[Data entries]
BEGIN
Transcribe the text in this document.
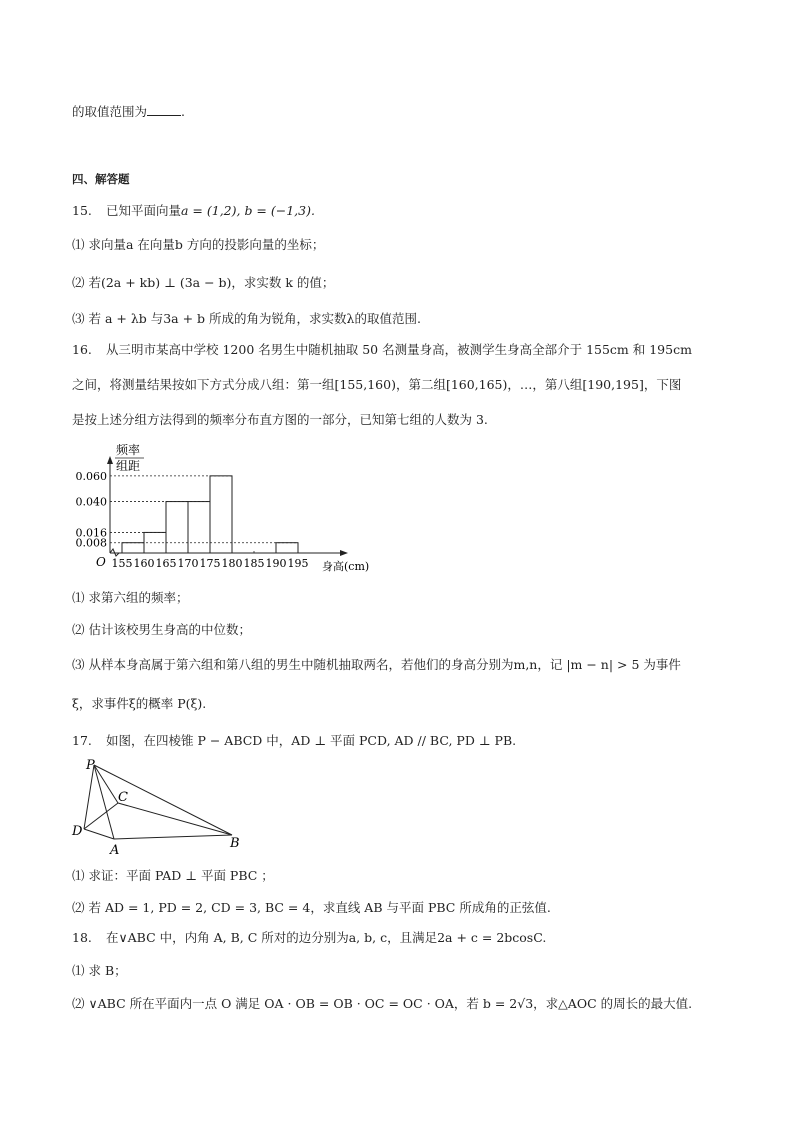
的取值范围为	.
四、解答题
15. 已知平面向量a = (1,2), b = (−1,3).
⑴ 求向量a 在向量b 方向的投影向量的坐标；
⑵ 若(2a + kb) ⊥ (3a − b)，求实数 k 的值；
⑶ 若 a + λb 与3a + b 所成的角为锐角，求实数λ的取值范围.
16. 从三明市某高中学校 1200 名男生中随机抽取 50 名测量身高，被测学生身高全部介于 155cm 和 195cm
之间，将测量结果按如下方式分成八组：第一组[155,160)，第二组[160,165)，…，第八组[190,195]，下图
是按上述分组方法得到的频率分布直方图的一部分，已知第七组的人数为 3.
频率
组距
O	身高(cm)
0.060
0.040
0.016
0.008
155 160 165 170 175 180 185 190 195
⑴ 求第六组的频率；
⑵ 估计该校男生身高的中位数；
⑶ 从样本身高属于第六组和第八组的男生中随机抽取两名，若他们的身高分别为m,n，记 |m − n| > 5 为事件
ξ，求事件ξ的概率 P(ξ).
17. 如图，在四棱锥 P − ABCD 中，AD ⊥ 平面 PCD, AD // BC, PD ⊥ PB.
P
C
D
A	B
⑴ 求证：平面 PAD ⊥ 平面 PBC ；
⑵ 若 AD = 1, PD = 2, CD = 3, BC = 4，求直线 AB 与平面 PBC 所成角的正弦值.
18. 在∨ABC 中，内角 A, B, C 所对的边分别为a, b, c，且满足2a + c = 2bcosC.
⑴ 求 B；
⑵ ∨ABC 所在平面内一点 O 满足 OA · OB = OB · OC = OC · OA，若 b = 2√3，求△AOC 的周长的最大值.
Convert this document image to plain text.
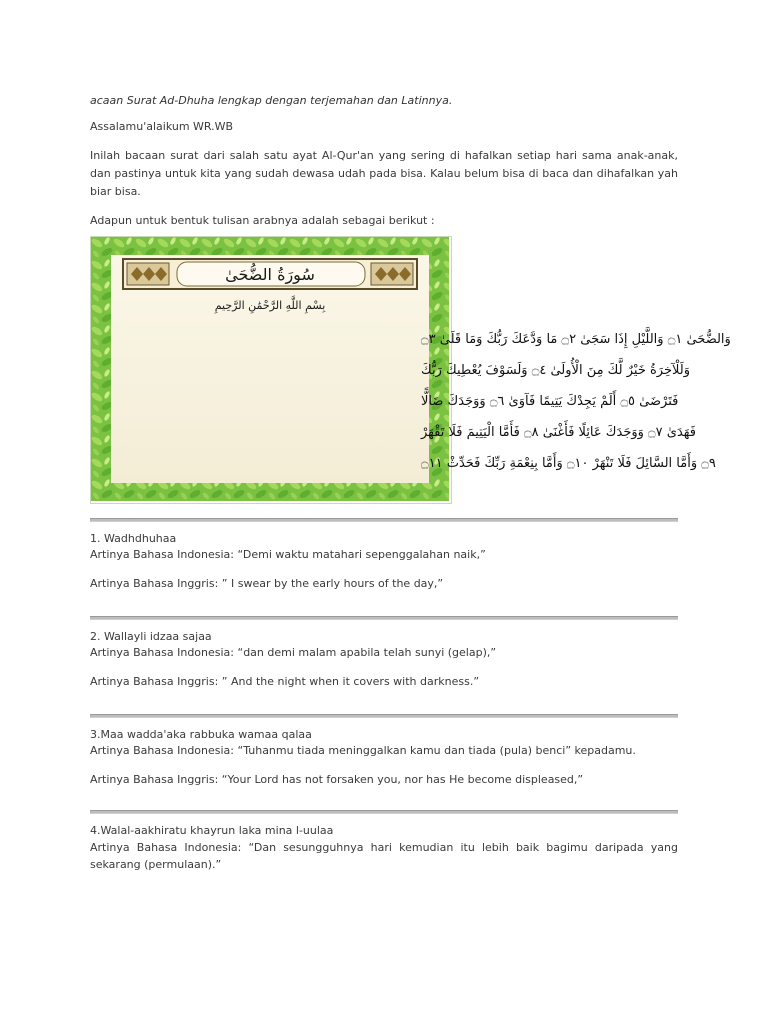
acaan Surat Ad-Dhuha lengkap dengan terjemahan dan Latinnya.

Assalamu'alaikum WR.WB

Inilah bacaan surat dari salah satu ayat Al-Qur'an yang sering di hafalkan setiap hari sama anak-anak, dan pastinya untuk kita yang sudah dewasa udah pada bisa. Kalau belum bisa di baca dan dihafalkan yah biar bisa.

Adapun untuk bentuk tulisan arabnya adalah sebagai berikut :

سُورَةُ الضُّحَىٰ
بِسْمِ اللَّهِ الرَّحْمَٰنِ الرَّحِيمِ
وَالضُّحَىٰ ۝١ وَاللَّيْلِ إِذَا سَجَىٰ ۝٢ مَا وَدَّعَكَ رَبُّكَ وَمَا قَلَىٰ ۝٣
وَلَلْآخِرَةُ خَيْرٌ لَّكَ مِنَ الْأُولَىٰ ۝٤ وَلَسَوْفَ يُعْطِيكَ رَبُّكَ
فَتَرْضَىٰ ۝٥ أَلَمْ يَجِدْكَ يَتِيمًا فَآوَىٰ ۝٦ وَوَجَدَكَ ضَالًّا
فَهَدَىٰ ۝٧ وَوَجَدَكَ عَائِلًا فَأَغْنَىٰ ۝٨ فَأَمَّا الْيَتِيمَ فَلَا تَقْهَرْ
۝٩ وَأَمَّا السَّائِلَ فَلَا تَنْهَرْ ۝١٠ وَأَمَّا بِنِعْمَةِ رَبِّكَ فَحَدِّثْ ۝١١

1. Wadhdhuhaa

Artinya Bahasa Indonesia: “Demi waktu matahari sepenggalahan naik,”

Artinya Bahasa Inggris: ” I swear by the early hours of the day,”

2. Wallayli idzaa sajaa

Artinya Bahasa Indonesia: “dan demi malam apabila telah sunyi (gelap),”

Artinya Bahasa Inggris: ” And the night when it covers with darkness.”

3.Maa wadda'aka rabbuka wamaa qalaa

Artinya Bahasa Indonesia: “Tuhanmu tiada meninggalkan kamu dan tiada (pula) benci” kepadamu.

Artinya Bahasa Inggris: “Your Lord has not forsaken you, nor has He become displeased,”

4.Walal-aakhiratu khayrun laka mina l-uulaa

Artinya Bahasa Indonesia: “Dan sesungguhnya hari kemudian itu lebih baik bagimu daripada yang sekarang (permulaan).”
END
BEGIN
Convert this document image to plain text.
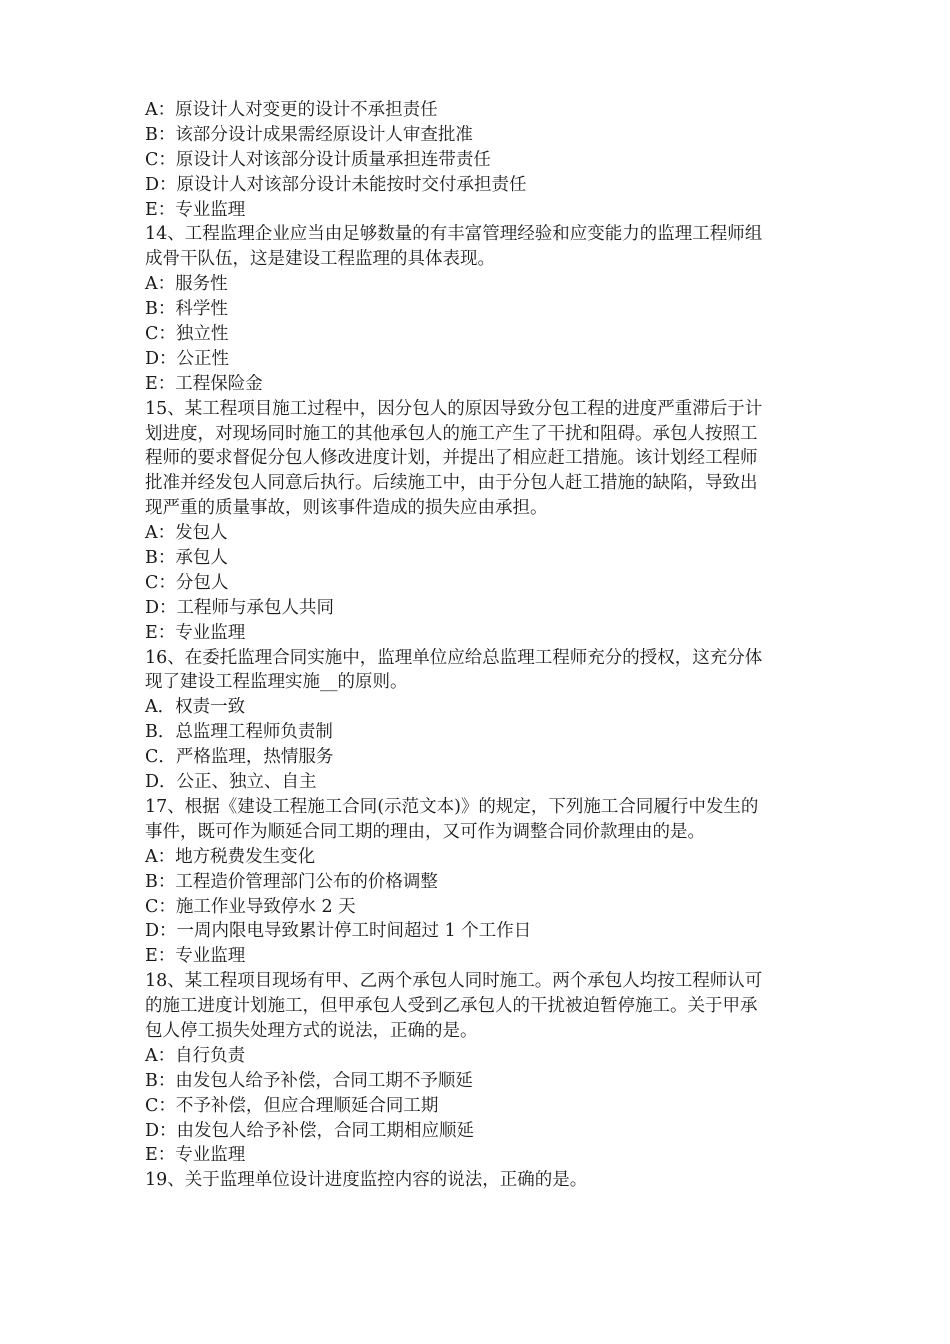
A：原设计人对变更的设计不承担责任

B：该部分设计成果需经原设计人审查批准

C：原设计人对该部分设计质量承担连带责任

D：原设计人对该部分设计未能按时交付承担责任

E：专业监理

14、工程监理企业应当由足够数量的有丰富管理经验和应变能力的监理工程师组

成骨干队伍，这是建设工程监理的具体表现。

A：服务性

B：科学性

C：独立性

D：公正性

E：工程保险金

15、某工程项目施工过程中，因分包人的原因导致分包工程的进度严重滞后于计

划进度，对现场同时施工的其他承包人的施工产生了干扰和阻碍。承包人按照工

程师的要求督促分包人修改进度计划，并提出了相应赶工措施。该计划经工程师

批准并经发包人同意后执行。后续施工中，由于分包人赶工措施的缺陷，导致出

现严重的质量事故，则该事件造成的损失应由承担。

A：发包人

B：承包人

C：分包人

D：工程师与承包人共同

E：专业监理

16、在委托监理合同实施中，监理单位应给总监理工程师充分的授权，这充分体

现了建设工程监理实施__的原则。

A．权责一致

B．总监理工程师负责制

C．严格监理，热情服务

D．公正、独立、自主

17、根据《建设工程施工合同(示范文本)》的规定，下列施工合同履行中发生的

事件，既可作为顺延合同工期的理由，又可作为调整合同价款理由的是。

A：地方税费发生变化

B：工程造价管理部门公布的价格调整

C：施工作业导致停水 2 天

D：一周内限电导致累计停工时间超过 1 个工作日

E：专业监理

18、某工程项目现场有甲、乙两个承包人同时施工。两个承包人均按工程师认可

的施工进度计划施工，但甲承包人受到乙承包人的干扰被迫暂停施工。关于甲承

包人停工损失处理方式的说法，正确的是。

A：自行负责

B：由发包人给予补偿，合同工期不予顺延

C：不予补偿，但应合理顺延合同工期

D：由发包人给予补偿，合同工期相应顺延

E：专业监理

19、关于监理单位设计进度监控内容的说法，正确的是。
END
§ Job:
Select all lines in the listing that include the word "untuk".

§ Finished task:
Inilah bacaan surat dari salah satu ayat Al-Qur'an yang sering di hafalkan setiap hari sama anak-anak, dan pastinya untuk kita yang sudah dewasa udah pada bisa. Kalau belum bisa di baca dan dihafalkan yah biar bisa.
Adapun untuk bentuk tulisan arabnya adalah sebagai berikut :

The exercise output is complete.